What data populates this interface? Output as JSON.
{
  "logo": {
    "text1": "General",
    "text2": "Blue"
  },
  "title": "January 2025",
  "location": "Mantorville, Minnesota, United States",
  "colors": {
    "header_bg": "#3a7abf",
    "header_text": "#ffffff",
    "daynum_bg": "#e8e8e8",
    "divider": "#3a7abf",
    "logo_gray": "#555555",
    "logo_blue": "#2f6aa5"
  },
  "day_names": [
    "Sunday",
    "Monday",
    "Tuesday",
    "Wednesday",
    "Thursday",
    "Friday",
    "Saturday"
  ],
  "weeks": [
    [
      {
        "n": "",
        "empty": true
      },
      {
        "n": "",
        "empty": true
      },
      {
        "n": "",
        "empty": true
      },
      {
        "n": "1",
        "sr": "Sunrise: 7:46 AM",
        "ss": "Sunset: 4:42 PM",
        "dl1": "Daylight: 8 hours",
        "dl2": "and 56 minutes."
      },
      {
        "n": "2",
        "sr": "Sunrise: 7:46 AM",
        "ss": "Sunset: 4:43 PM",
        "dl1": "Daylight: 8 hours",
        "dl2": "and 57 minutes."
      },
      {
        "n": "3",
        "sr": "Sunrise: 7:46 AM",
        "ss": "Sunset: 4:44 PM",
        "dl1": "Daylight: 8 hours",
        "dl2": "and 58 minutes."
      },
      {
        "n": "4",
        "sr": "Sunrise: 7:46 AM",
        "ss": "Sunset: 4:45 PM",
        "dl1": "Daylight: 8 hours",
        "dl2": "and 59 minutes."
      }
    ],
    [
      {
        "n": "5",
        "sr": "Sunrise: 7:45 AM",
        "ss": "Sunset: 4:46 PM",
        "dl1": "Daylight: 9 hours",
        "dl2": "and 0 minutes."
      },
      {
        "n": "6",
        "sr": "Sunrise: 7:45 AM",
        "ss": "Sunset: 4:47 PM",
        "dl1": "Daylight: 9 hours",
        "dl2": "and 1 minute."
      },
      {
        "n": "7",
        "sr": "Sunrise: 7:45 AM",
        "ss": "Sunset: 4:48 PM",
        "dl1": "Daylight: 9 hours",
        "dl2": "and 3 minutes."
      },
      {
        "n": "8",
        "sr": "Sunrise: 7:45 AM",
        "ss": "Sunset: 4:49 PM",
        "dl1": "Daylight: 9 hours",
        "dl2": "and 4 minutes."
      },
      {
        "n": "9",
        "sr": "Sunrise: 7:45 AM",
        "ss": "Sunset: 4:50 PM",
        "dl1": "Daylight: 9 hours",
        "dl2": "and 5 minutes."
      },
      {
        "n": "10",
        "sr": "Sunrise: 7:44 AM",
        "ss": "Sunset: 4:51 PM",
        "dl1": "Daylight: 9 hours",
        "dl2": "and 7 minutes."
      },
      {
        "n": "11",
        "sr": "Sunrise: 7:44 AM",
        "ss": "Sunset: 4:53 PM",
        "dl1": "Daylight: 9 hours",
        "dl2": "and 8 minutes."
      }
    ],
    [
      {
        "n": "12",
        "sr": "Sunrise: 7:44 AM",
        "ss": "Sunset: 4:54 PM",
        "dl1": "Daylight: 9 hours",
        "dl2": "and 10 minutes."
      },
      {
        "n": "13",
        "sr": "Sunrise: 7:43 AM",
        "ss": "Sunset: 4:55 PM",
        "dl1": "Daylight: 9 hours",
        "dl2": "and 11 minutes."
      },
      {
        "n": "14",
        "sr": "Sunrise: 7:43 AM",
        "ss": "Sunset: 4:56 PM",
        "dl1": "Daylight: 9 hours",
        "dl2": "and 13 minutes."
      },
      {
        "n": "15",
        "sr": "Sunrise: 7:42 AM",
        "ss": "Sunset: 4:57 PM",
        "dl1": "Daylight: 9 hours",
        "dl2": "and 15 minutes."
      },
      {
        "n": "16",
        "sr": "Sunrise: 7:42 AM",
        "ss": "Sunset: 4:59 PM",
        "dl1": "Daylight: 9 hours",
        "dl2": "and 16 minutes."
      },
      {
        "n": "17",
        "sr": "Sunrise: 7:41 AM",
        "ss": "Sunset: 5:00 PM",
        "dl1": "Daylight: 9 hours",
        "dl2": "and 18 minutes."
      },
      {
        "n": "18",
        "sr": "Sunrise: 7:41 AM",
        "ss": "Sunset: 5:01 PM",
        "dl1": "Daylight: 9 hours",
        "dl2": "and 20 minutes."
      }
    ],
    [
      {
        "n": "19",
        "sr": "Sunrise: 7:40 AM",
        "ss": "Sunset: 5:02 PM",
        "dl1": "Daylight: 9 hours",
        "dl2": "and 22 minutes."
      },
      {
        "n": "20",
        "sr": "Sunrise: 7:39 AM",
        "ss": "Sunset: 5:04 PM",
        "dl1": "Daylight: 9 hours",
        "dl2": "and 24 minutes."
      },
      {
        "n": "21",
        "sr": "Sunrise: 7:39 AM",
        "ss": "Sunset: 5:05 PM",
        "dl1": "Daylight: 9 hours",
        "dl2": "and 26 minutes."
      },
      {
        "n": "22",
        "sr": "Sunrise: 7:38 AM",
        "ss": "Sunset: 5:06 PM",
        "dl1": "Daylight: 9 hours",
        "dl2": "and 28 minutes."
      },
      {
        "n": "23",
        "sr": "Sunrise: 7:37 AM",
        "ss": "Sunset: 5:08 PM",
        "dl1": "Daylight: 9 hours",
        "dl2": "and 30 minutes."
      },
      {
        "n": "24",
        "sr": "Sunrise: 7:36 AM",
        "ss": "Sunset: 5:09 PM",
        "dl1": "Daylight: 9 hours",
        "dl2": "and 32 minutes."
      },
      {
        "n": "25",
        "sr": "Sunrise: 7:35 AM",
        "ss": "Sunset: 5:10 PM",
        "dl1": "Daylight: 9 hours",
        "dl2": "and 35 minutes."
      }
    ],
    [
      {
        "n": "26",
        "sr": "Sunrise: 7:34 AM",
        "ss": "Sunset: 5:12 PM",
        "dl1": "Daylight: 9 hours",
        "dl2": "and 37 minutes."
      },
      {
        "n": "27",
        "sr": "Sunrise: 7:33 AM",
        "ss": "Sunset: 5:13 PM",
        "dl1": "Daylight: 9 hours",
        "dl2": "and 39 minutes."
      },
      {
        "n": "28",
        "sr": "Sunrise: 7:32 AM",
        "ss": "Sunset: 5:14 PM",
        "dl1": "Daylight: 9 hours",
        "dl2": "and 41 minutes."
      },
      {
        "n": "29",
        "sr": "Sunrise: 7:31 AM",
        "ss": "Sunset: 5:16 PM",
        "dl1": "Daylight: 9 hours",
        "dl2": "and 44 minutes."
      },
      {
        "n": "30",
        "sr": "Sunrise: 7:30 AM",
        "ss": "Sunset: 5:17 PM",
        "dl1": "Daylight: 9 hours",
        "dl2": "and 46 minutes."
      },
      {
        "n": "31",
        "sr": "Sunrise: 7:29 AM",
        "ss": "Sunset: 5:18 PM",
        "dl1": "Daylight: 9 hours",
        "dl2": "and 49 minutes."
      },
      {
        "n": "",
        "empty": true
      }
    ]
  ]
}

EXERCISE DIRECTIONS:
Repeat all the entries exactly as given.

SOLVED PROBLEM:
What data populates this interface? Output as JSON.
{
  "logo": {
    "text1": "General",
    "text2": "Blue"
  },
  "title": "January 2025",
  "location": "Mantorville, Minnesota, United States",
  "colors": {
    "header_bg": "#3a7abf",
    "header_text": "#ffffff",
    "daynum_bg": "#e8e8e8",
    "divider": "#3a7abf",
    "logo_gray": "#555555",
    "logo_blue": "#2f6aa5"
  },
  "day_names": [
    "Sunday",
    "Monday",
    "Tuesday",
    "Wednesday",
    "Thursday",
    "Friday",
    "Saturday"
  ],
  "weeks": [
    [
      {
        "n": "",
        "empty": true
      },
      {
        "n": "",
        "empty": true
      },
      {
        "n": "",
        "empty": true
      },
      {
        "n": "1",
        "sr": "Sunrise: 7:46 AM",
        "ss": "Sunset: 4:42 PM",
        "dl1": "Daylight: 8 hours",
        "dl2": "and 56 minutes."
      },
      {
        "n": "2",
        "sr": "Sunrise: 7:46 AM",
        "ss": "Sunset: 4:43 PM",
        "dl1": "Daylight: 8 hours",
        "dl2": "and 57 minutes."
      },
      {
        "n": "3",
        "sr": "Sunrise: 7:46 AM",
        "ss": "Sunset: 4:44 PM",
        "dl1": "Daylight: 8 hours",
        "dl2": "and 58 minutes."
      },
      {
        "n": "4",
        "sr": "Sunrise: 7:46 AM",
        "ss": "Sunset: 4:45 PM",
        "dl1": "Daylight: 8 hours",
        "dl2": "and 59 minutes."
      }
    ],
    [
      {
        "n": "5",
        "sr": "Sunrise: 7:45 AM",
        "ss": "Sunset: 4:46 PM",
        "dl1": "Daylight: 9 hours",
        "dl2": "and 0 minutes."
      },
      {
        "n": "6",
        "sr": "Sunrise: 7:45 AM",
        "ss": "Sunset: 4:47 PM",
        "dl1": "Daylight: 9 hours",
        "dl2": "and 1 minute."
      },
      {
        "n": "7",
        "sr": "Sunrise: 7:45 AM",
        "ss": "Sunset: 4:48 PM",
        "dl1": "Daylight: 9 hours",
        "dl2": "and 3 minutes."
      },
      {
        "n": "8",
        "sr": "Sunrise: 7:45 AM",
        "ss": "Sunset: 4:49 PM",
        "dl1": "Daylight: 9 hours",
        "dl2": "and 4 minutes."
      },
      {
        "n": "9",
        "sr": "Sunrise: 7:45 AM",
        "ss": "Sunset: 4:50 PM",
        "dl1": "Daylight: 9 hours",
        "dl2": "and 5 minutes."
      },
      {
        "n": "10",
        "sr": "Sunrise: 7:44 AM",
        "ss": "Sunset: 4:51 PM",
        "dl1": "Daylight: 9 hours",
        "dl2": "and 7 minutes."
      },
      {
        "n": "11",
        "sr": "Sunrise: 7:44 AM",
        "ss": "Sunset: 4:53 PM",
        "dl1": "Daylight: 9 hours",
        "dl2": "and 8 minutes."
      }
    ],
    [
      {
        "n": "12",
        "sr": "Sunrise: 7:44 AM",
        "ss": "Sunset: 4:54 PM",
        "dl1": "Daylight: 9 hours",
        "dl2": "and 10 minutes."
      },
      {
        "n": "13",
        "sr": "Sunrise: 7:43 AM",
        "ss": "Sunset: 4:55 PM",
        "dl1": "Daylight: 9 hours",
        "dl2": "and 11 minutes."
      },
      {
        "n": "14",
        "sr": "Sunrise: 7:43 AM",
        "ss": "Sunset: 4:56 PM",
        "dl1": "Daylight: 9 hours",
        "dl2": "and 13 minutes."
      },
      {
        "n": "15",
        "sr": "Sunrise: 7:42 AM",
        "ss": "Sunset: 4:57 PM",
        "dl1": "Daylight: 9 hours",
        "dl2": "and 15 minutes."
      },
      {
        "n": "16",
        "sr": "Sunrise: 7:42 AM",
        "ss": "Sunset: 4:59 PM",
        "dl1": "Daylight: 9 hours",
        "dl2": "and 16 minutes."
      },
      {
        "n": "17",
        "sr": "Sunrise: 7:41 AM",
        "ss": "Sunset: 5:00 PM",
        "dl1": "Daylight: 9 hours",
        "dl2": "and 18 minutes."
      },
      {
        "n": "18",
        "sr": "Sunrise: 7:41 AM",
        "ss": "Sunset: 5:01 PM",
        "dl1": "Daylight: 9 hours",
        "dl2": "and 20 minutes."
      }
    ],
    [
      {
        "n": "19",
        "sr": "Sunrise: 7:40 AM",
        "ss": "Sunset: 5:02 PM",
        "dl1": "Daylight: 9 hours",
        "dl2": "and 22 minutes."
      },
      {
        "n": "20",
        "sr": "Sunrise: 7:39 AM",
        "ss": "Sunset: 5:04 PM",
        "dl1": "Daylight: 9 hours",
        "dl2": "and 24 minutes."
      },
      {
        "n": "21",
        "sr": "Sunrise: 7:39 AM",
        "ss": "Sunset: 5:05 PM",
        "dl1": "Daylight: 9 hours",
        "dl2": "and 26 minutes."
      },
      {
        "n": "22",
        "sr": "Sunrise: 7:38 AM",
        "ss": "Sunset: 5:06 PM",
        "dl1": "Daylight: 9 hours",
        "dl2": "and 28 minutes."
      },
      {
        "n": "23",
        "sr": "Sunrise: 7:37 AM",
        "ss": "Sunset: 5:08 PM",
        "dl1": "Daylight: 9 hours",
        "dl2": "and 30 minutes."
      },
      {
        "n": "24",
        "sr": "Sunrise: 7:36 AM",
        "ss": "Sunset: 5:09 PM",
        "dl1": "Daylight: 9 hours",
        "dl2": "and 32 minutes."
      },
      {
        "n": "25",
        "sr": "Sunrise: 7:35 AM",
        "ss": "Sunset: 5:10 PM",
        "dl1": "Daylight: 9 hours",
        "dl2": "and 35 minutes."
      }
    ],
    [
      {
        "n": "26",
        "sr": "Sunrise: 7:34 AM",
        "ss": "Sunset: 5:12 PM",
        "dl1": "Daylight: 9 hours",
        "dl2": "and 37 minutes."
      },
      {
        "n": "27",
        "sr": "Sunrise: 7:33 AM",
        "ss": "Sunset: 5:13 PM",
        "dl1": "Daylight: 9 hours",
        "dl2": "and 39 minutes."
      },
      {
        "n": "28",
        "sr": "Sunrise: 7:32 AM",
        "ss": "Sunset: 5:14 PM",
        "dl1": "Daylight: 9 hours",
        "dl2": "and 41 minutes."
      },
      {
        "n": "29",
        "sr": "Sunrise: 7:31 AM",
        "ss": "Sunset: 5:16 PM",
        "dl1": "Daylight: 9 hours",
        "dl2": "and 44 minutes."
      },
      {
        "n": "30",
        "sr": "Sunrise: 7:30 AM",
        "ss": "Sunset: 5:17 PM",
        "dl1": "Daylight: 9 hours",
        "dl2": "and 46 minutes."
      },
      {
        "n": "31",
        "sr": "Sunrise: 7:29 AM",
        "ss": "Sunset: 5:18 PM",
        "dl1": "Daylight: 9 hours",
        "dl2": "and 49 minutes."
      },
      {
        "n": "",
        "empty": true
      }
    ]
  ]
}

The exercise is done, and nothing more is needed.